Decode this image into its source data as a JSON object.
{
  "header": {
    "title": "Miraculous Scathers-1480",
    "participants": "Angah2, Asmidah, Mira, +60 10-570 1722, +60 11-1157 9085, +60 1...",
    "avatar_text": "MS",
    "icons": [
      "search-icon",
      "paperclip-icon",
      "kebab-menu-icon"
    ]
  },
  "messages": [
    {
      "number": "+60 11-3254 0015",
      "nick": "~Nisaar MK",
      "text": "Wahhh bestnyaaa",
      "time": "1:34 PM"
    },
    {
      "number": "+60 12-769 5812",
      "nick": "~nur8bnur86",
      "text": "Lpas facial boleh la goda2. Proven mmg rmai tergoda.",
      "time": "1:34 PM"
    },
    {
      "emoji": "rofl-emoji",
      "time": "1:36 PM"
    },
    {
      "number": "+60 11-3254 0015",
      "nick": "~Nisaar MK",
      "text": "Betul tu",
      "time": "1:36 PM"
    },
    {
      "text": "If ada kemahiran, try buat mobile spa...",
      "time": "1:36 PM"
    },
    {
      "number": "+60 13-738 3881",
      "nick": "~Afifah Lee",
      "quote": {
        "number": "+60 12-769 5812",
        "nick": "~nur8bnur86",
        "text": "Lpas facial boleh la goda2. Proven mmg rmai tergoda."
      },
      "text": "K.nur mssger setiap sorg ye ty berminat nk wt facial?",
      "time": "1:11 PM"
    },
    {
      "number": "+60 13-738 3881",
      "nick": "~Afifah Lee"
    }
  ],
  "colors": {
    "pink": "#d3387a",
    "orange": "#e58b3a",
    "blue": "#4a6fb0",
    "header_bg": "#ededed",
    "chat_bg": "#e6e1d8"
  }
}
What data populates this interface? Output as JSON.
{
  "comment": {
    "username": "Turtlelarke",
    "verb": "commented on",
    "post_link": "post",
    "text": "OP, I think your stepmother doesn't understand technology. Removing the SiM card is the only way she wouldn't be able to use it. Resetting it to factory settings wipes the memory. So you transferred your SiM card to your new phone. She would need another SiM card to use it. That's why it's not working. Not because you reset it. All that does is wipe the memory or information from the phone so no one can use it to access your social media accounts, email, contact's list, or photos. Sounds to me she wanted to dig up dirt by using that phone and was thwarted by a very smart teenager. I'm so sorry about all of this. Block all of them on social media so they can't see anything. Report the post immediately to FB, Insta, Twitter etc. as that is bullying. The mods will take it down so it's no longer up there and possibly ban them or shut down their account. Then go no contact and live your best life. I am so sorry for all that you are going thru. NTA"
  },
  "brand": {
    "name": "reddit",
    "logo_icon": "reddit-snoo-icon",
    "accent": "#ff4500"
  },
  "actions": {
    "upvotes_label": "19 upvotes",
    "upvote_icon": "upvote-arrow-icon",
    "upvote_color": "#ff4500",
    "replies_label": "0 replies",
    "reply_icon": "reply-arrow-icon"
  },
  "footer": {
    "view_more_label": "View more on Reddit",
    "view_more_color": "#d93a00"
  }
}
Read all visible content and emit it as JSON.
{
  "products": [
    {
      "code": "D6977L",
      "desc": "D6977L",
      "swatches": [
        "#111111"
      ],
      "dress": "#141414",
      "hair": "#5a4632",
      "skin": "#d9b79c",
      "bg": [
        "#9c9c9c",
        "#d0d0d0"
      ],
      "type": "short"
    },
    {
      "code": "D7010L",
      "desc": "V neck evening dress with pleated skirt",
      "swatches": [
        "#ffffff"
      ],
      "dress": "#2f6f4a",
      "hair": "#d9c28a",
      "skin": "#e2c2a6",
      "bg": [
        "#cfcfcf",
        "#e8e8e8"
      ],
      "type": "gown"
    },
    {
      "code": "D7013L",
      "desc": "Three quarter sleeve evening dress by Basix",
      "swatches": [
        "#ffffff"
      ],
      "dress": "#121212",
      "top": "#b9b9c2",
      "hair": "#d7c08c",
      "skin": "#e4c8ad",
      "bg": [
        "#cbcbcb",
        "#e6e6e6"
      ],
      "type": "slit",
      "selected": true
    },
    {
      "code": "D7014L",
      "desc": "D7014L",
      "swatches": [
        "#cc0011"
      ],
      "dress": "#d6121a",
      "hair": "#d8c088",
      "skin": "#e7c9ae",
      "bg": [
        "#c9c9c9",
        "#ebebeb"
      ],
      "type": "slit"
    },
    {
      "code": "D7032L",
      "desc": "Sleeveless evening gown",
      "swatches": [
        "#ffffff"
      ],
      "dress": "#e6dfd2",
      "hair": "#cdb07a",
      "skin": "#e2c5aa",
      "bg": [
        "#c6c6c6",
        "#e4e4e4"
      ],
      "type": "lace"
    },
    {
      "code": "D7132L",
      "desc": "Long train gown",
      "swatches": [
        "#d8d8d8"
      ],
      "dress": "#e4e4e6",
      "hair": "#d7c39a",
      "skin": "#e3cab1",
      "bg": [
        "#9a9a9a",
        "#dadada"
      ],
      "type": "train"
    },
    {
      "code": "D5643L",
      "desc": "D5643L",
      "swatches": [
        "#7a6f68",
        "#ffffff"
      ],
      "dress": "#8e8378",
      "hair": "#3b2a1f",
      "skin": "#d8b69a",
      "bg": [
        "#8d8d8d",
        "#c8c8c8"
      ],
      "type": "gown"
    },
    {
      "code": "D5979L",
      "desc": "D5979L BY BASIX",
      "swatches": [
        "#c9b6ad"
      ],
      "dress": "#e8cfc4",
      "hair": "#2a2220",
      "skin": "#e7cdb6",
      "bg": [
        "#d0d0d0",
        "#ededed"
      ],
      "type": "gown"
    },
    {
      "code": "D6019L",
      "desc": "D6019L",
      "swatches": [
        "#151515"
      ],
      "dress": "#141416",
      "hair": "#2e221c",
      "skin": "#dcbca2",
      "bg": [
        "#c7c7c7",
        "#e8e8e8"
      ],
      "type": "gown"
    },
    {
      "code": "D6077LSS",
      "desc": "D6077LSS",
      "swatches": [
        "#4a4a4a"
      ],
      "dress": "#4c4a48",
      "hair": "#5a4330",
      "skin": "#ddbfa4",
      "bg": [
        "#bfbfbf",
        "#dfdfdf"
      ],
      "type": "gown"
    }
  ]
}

Problem to solve>
Check each line of the records above for the word "evening", then give the number of lines that have it, with no other words.

Full response>
3